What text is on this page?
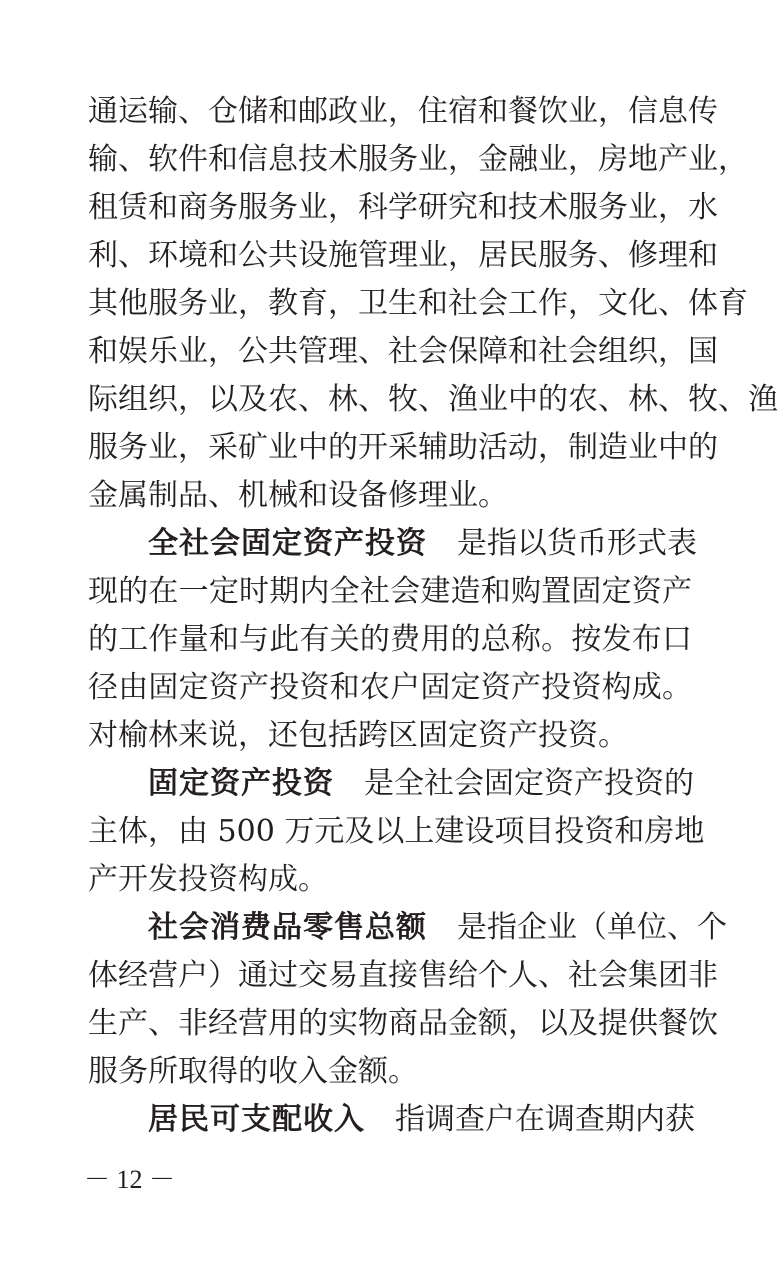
通运输、仓储和邮政业，住宿和餐饮业，信息传
输、软件和信息技术服务业，金融业，房地产业，
租赁和商务服务业，科学研究和技术服务业，水
利、环境和公共设施管理业，居民服务、修理和
其他服务业，教育，卫生和社会工作，文化、体育
和娱乐业，公共管理、社会保障和社会组织，国
际组织，以及农、林、牧、渔业中的农、林、牧、渔
服务业，采矿业中的开采辅助活动，制造业中的
金属制品、机械和设备修理业。
全社会固定资产投资　 是指以货币形式表
现的在一定时期内全社会建造和购置固定资产
的工作量和与此有关的费用的总称。按发布口
径由固定资产投资和农户固定资产投资构成。
对榆林来说，还包括跨区固定资产投资。
固定资产投资　 是全社会固定资产投资的
主体，由 500 万元及以上建设项目投资和房地
产开发投资构成。
社会消费品零售总额　 是指企业（单位、个
体经营户）通过交易直接售给个人、社会集团非
生产、非经营用的实物商品金额，以及提供餐饮
服务所取得的收入金额。
居民可支配收入　 指调查户在调查期内获
－ 12 －
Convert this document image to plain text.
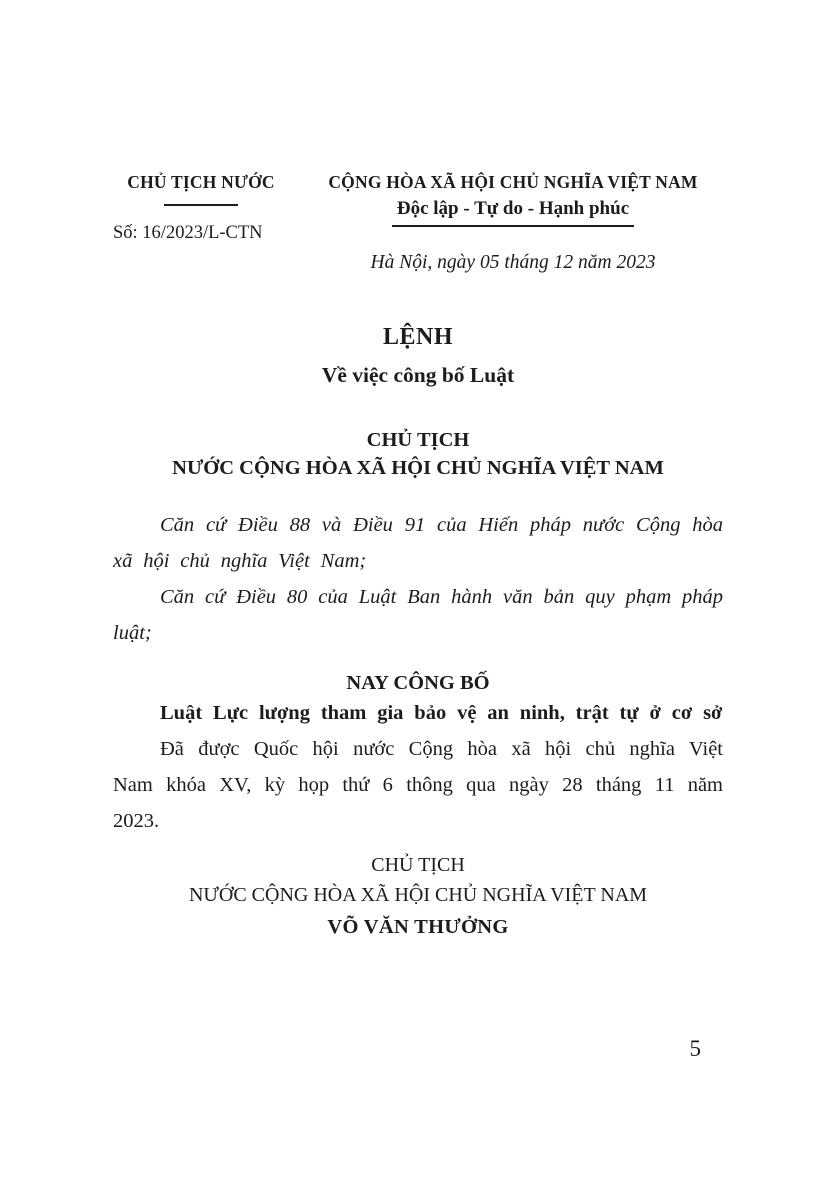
CHỦ TỊCH NƯỚC
Số: 16/2023/L-CTN
CỘNG HÒA XÃ HỘI CHỦ NGHĨA VIỆT NAM
Độc lập - Tự do - Hạnh phúc
Hà Nội, ngày 05 tháng 12 năm 2023
LỆNH
Về việc công bố Luật
CHỦ TỊCH
NƯỚC CỘNG HÒA XÃ HỘI CHỦ NGHĨA VIỆT NAM

Căn cứ Điều 88 và Điều 91 của Hiến pháp nước Cộng hòa xã hội chủ nghĩa Việt Nam;

Căn cứ Điều 80 của Luật Ban hành văn bản quy phạm pháp luật;

NAY CÔNG BỐ

Luật Lực lượng tham gia bảo vệ an ninh, trật tự ở cơ sở

Đã được Quốc hội nước Cộng hòa xã hội chủ nghĩa Việt Nam khóa XV, kỳ họp thứ 6 thông qua ngày 28 tháng 11 năm 2023.

CHỦ TỊCH
NƯỚC CỘNG HÒA XÃ HỘI CHỦ NGHĨA VIỆT NAM
VÕ VĂN THƯỞNG
5
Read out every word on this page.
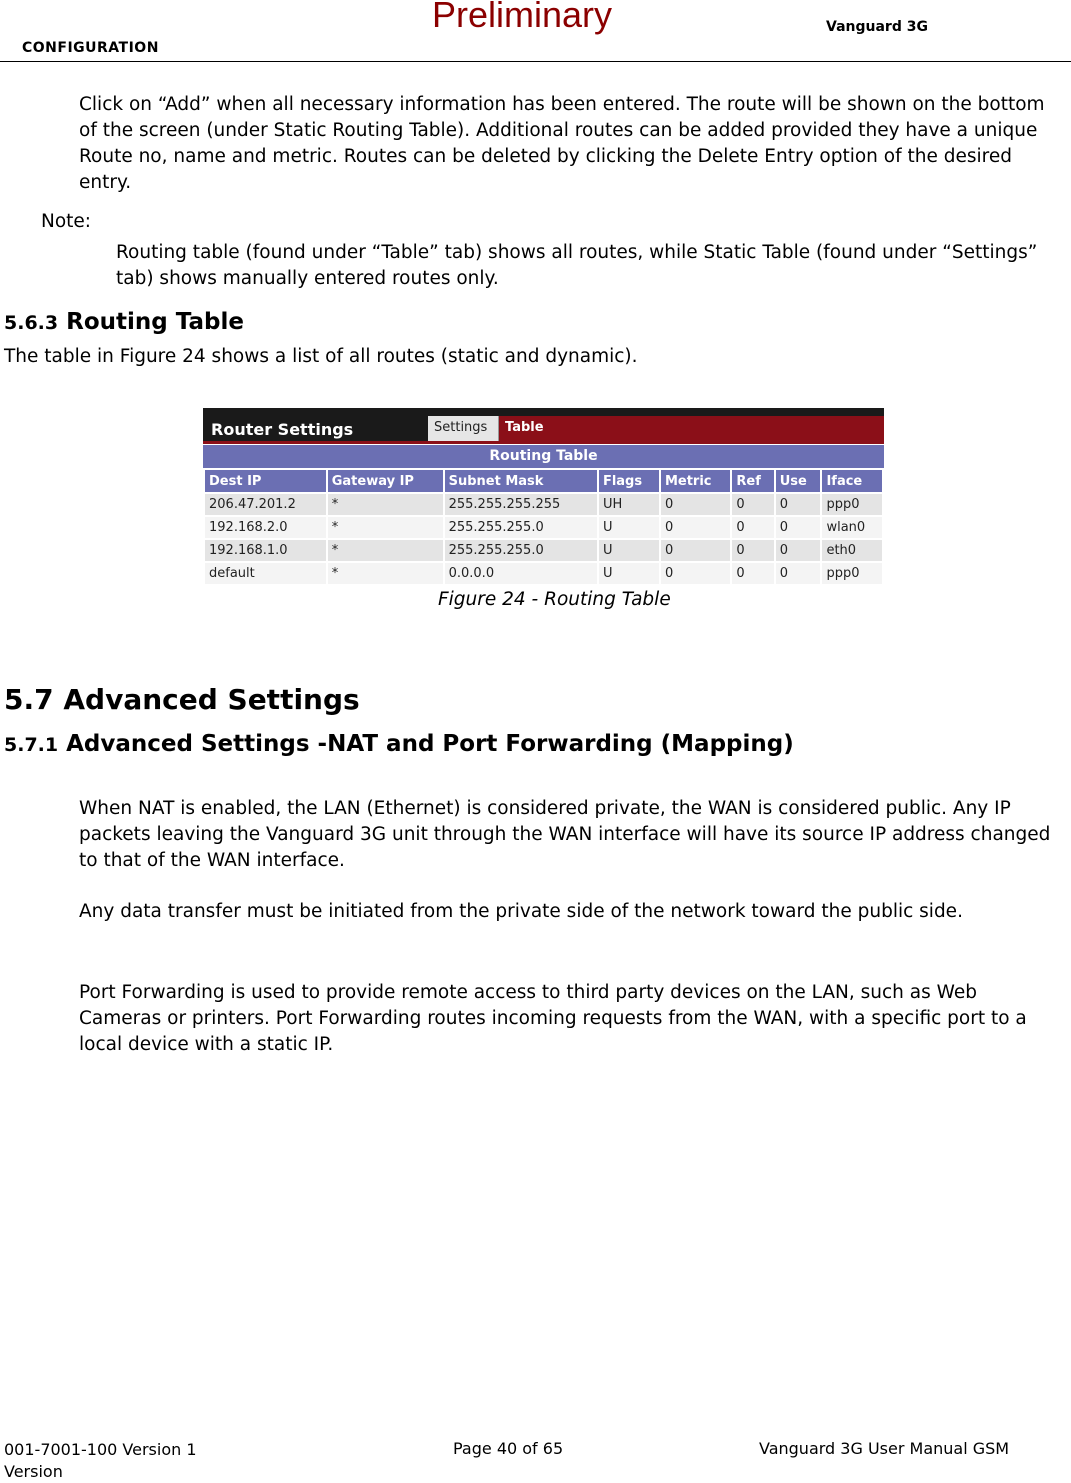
CONFIGURATION
Preliminary	Vanguard 3G
Click on “Add” when all necessary information has been entered. The route will be shown on the bottom of the screen (under Static Routing Table). Additional routes can be added provided they have a unique Route no, name and metric. Routes can be deleted by clicking the Delete Entry option of the desired entry.
Note:
Routing table (found under “Table” tab) shows all routes, while Static Table (found under “Settings” tab) shows manually entered routes only.
5.6.3 Routing Table
The table in Figure 24 shows a list of all routes (static and dynamic).
Router Settings	Settings	Table
Routing Table
Dest IP	Gateway IP	Subnet Mask	Flags	Metric	Ref	Use	Iface
206.47.201.2	*	255.255.255.255	UH	0	0	0	ppp0
192.168.2.0	*	255.255.255.0	U	0	0	0	wlan0
192.168.1.0	*	255.255.255.0	U	0	0	0	eth0
default	*	0.0.0.0	U	0	0	0	ppp0
Figure 24 - Routing Table
5.7 Advanced Settings
5.7.1 Advanced Settings -NAT and Port Forwarding (Mapping)
When NAT is enabled, the LAN (Ethernet) is considered private, the WAN is considered public. Any IP packets leaving the Vanguard 3G unit through the WAN interface will have its source IP address changed to that of the WAN interface.
Any data transfer must be initiated from the private side of the network toward the public side.
Port Forwarding is used to provide remote access to third party devices on the LAN, such as Web Cameras or printers. Port Forwarding routes incoming requests from the WAN, with a specific port to a local device with a static IP.
001-7001-100 Version 1 Version
Page 40 of 65	Vanguard 3G User Manual GSM
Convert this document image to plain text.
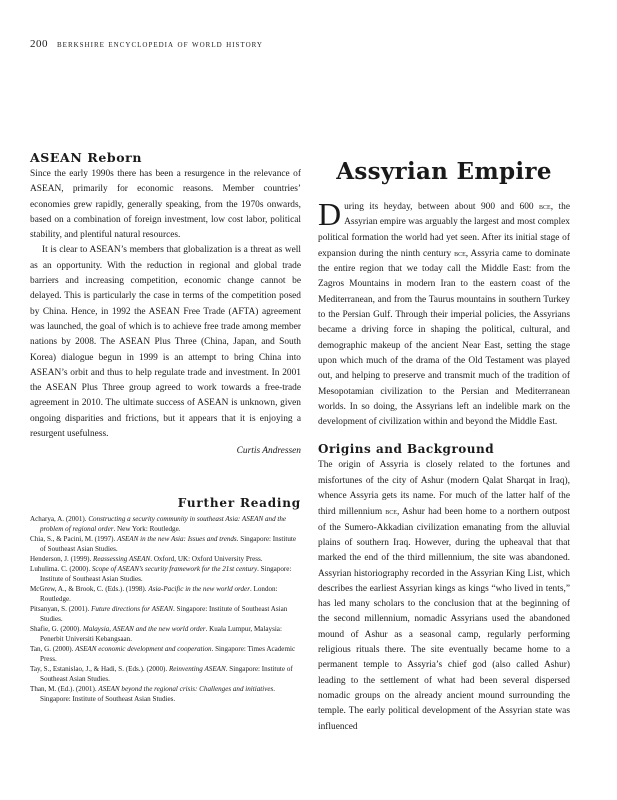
200 berkshire encyclopedia of world history
ASEAN Reborn

Since the early 1990s there has been a resurgence in the relevance of ASEAN, primarily for economic reasons. Member countries’ economies grew rapidly, generally speaking, from the 1970s onwards, based on a combination of foreign investment, low cost labor, political stability, and plentiful natural resources.

It is clear to ASEAN’s members that globalization is a threat as well as an opportunity. With the reduction in regional and global trade barriers and increasing competition, economic change cannot be delayed. This is particularly the case in terms of the competition posed by China. Hence, in 1992 the ASEAN Free Trade (AFTA) agreement was launched, the goal of which is to achieve free trade among member nations by 2008. The ASEAN Plus Three (China, Japan, and South Korea) dialogue begun in 1999 is an attempt to bring China into ASEAN’s orbit and thus to help regulate trade and investment. In 2001 the ASEAN Plus Three group agreed to work towards a free-trade agreement in 2010. The ultimate success of ASEAN is unknown, given ongoing disparities and frictions, but it appears that it is enjoying a resurgent usefulness.

Curtis Andressen
Further Reading
Acharya, A. (2001). Constructing a security community in southeast Asia: ASEAN and the problem of regional order. New York: Routledge.
Chia, S., & Pacini, M. (1997). ASEAN in the new Asia: Issues and trends. Singapore: Institute of Southeast Asian Studies.
Henderson, J. (1999). Reassessing ASEAN. Oxford, UK: Oxford University Press.
Luhulima. C. (2000). Scope of ASEAN’s security framework for the 21st century. Singapore: Institute of Southeast Asian Studies.
McGrew, A., & Brook, C. (Eds.). (1998). Asia-Pacific in the new world order. London: Routledge.
Pitsanyan, S. (2001). Future directions for ASEAN. Singapore: Institute of Southeast Asian Studies.
Shafie, G. (2000). Malaysia, ASEAN and the new world order. Kuala Lumpur, Malaysia: Penerbit Universiti Kebangsaan.
Tan, G. (2000). ASEAN economic development and cooperation. Singapore: Times Academic Press.
Tay, S., Estanislao, J., & Hadi, S. (Eds.). (2000). Reinventing ASEAN. Singapore: Institute of Southeast Asian Studies.
Than, M. (Ed.). (2001). ASEAN beyond the regional crisis: Challenges and initiatives. Singapore: Institute of Southeast Asian Studies.
Assyrian Empire

During its heyday, between about 900 and 600 bce, the Assyrian empire was arguably the largest and most complex political formation the world had yet seen. After its initial stage of expansion during the ninth century bce, Assyria came to dominate the entire region that we today call the Middle East: from the Zagros Mountains in modern Iran to the eastern coast of the Mediterranean, and from the Taurus mountains in southern Turkey to the Persian Gulf. Through their imperial policies, the Assyrians became a driving force in shaping the political, cultural, and demographic makeup of the ancient Near East, setting the stage upon which much of the drama of the Old Testament was played out, and helping to preserve and transmit much of the tradition of Mesopotamian civilization to the Persian and Mediterranean worlds. In so doing, the Assyrians left an indelible mark on the development of civilization within and beyond the Middle East.

Origins and Background

The origin of Assyria is closely related to the fortunes and misfortunes of the city of Ashur (modern Qalat Sharqat in Iraq), whence Assyria gets its name. For much of the latter half of the third millennium bce, Ashur had been home to a northern outpost of the Sumero-Akkadian civilization emanating from the alluvial plains of southern Iraq. However, during the upheaval that that marked the end of the third millennium, the site was abandoned. Assyrian historiography recorded in the Assyrian King List, which describes the earliest Assyrian kings as kings “who lived in tents,” has led many scholars to the conclusion that at the beginning of the second millennium, nomadic Assyrians used the abandoned mound of Ashur as a seasonal camp, regularly performing religious rituals there. The site eventually became home to a permanent temple to Assyria’s chief god (also called Ashur) leading to the settlement of what had been several dispersed nomadic groups on the already ancient mound surrounding the temple. The early political development of the Assyrian state was influenced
------------------------------------------------------------------------
#### Objective
Locate the word "Luật" in the records and collect each line it appears in.

#### Response to this exercise
Về việc công bố Luật
Căn cứ Điều 80 của Luật Ban hành văn bản quy phạm pháp luật;
Luật Lực lượng tham gia bảo vệ an ninh, trật tự ở cơ sở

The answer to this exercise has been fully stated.